WORK INSTRUCTIONS: Determine which lines contain the word "name", then copy those lines.

DATA LISTING:
□ □ □

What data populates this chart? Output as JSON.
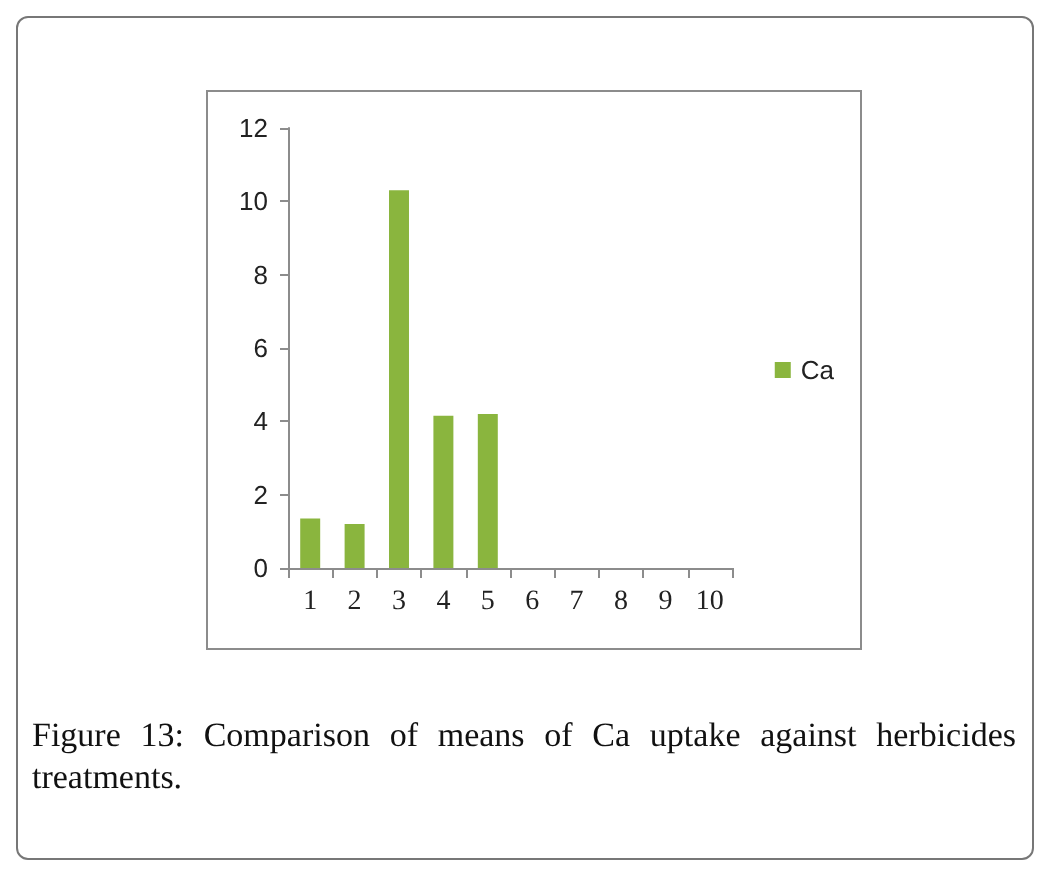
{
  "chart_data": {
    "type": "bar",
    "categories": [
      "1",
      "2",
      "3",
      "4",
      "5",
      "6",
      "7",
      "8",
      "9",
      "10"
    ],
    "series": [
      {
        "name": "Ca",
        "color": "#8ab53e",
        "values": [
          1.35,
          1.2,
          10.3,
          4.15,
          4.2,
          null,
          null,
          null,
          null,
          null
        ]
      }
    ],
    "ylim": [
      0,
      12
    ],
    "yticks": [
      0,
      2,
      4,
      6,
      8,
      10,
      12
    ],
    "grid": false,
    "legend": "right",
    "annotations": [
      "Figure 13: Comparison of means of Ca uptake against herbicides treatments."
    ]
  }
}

□ □ □

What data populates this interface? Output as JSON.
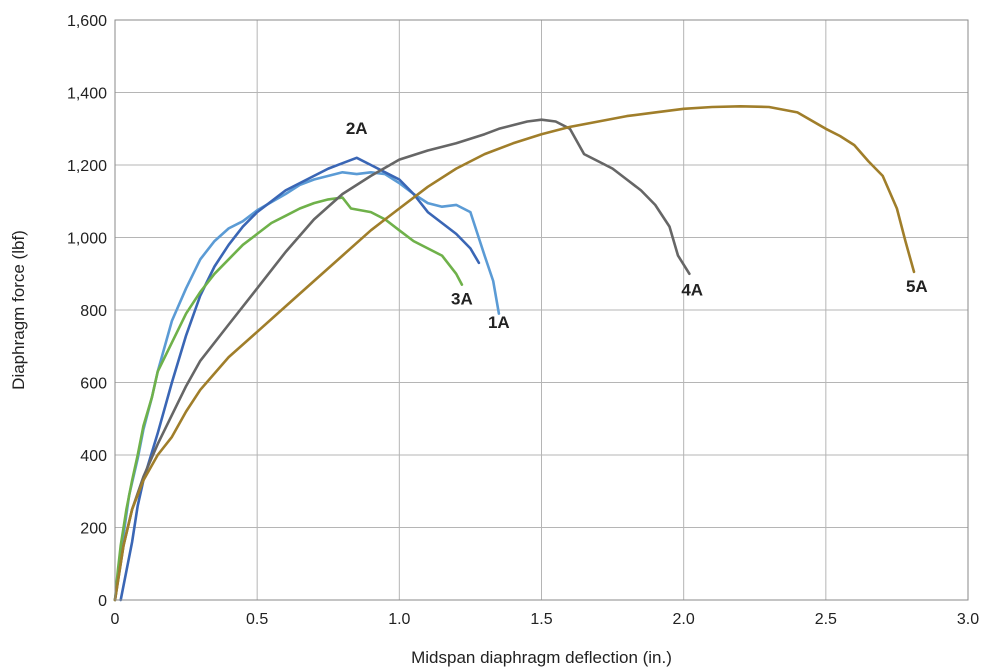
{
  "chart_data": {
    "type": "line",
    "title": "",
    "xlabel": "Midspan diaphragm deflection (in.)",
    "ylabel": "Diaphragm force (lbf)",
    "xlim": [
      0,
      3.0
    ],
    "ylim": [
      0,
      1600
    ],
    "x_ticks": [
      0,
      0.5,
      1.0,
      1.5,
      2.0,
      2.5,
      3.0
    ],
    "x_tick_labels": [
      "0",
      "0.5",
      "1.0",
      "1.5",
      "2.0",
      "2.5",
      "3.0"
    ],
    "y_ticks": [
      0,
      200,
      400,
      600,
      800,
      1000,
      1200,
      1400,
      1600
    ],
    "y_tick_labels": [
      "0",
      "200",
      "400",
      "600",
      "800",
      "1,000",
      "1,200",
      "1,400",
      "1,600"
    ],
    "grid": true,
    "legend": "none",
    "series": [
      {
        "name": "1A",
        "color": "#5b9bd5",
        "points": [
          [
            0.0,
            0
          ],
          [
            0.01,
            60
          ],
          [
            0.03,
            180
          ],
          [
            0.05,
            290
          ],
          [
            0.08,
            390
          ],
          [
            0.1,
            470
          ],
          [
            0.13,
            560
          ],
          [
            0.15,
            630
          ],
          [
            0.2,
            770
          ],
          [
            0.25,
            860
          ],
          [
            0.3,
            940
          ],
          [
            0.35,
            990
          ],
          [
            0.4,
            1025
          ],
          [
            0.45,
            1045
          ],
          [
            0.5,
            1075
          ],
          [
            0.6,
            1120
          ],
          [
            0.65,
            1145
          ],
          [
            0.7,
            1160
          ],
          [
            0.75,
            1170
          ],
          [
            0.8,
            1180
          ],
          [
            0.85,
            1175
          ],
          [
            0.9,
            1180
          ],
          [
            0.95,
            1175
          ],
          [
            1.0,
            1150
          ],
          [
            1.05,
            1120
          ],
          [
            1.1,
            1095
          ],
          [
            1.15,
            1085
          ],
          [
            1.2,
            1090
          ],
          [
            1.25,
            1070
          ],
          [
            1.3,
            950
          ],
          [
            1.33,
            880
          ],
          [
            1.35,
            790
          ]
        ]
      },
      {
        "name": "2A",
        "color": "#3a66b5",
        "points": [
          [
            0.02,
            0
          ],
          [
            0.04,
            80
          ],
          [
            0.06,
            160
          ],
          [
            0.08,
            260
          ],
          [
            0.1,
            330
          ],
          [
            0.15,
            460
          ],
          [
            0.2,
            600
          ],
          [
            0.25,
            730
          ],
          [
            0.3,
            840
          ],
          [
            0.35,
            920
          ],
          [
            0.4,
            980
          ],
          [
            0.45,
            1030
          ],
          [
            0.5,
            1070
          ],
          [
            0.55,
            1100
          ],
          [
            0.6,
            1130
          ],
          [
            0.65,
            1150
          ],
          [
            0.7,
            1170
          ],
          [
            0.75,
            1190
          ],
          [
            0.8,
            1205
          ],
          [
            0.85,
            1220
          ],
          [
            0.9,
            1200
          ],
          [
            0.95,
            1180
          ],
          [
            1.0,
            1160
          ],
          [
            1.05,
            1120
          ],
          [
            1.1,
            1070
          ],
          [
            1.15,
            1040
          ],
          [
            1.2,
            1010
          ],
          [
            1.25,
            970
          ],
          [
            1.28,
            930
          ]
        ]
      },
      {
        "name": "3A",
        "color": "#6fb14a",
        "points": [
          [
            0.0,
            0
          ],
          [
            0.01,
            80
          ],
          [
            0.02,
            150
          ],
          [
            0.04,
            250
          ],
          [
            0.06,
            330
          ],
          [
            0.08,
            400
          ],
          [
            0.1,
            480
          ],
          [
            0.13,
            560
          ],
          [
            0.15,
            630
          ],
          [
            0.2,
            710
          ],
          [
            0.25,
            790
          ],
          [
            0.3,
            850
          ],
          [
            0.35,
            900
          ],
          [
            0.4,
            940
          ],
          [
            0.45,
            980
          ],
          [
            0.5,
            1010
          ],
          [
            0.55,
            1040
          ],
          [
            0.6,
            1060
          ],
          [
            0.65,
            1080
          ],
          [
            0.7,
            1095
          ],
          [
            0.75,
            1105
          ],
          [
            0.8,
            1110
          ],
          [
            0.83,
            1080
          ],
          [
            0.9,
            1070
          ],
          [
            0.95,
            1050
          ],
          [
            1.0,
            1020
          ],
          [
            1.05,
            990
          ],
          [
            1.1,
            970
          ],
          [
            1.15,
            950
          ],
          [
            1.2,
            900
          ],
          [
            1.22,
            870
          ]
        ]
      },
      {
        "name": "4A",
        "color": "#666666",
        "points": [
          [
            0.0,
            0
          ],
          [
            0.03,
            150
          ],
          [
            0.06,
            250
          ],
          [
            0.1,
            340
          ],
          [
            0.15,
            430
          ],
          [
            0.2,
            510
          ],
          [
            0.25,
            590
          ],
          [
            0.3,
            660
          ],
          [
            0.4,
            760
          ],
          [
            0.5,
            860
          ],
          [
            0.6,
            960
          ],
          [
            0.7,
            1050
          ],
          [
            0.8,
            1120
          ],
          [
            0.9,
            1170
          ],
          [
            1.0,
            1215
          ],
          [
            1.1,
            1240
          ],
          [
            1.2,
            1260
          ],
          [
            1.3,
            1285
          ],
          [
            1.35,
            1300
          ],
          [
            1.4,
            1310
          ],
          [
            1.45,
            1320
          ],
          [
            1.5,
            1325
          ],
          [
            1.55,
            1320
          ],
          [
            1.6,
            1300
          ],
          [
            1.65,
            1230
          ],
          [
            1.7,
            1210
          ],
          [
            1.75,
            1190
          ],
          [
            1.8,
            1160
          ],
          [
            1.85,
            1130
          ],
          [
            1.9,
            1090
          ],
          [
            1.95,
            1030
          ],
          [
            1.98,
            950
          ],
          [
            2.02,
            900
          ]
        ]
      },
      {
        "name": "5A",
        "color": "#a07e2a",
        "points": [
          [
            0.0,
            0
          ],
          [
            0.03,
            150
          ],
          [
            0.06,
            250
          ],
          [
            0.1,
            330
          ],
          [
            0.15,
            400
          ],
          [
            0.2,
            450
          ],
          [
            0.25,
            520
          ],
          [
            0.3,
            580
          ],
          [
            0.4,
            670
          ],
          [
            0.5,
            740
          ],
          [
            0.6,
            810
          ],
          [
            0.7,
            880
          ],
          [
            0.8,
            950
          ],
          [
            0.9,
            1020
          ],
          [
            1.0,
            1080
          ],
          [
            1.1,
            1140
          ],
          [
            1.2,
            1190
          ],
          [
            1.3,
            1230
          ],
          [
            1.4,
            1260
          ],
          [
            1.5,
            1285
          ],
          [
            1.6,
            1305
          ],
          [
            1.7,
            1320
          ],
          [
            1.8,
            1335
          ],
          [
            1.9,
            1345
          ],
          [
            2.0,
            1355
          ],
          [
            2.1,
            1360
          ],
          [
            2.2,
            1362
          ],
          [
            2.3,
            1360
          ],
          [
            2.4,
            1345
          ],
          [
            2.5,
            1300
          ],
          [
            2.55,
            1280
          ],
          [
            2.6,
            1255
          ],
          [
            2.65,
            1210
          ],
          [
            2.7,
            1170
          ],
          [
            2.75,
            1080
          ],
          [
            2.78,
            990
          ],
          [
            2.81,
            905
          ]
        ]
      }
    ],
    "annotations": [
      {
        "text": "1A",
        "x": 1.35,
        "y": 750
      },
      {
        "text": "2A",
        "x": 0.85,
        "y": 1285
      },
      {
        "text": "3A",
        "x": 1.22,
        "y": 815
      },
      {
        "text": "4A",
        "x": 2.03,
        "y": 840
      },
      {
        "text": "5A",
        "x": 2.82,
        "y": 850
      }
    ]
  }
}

□ □ □

FINISHED ANSWER:
        "name": "Ca",
        "name": "1A",
        "name": "2A",
        "name": "3A",
        "name": "4A",
        "name": "5A",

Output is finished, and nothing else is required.